begin

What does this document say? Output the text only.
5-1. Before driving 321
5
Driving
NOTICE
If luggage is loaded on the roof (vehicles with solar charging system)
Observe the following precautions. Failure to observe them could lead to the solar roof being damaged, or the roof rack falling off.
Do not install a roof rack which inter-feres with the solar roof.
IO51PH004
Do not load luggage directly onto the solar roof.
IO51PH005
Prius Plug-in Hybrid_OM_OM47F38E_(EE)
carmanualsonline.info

end

** Given problem **
Reproduce all of the entries word for word.

** Expected output **
What does this document say? Output the text only.
5-1. Before driving 321
5
Driving
NOTICE
If luggage is loaded on the roof (vehicles with solar charging system)
Observe the following precautions. Failure to observe them could lead to the solar roof being damaged, or the roof rack falling off.
Do not install a roof rack which inter-feres with the solar roof.
IO51PH004
Do not load luggage directly onto the solar roof.
IO51PH005
Prius Plug-in Hybrid_OM_OM47F38E_(EE)
carmanualsonline.info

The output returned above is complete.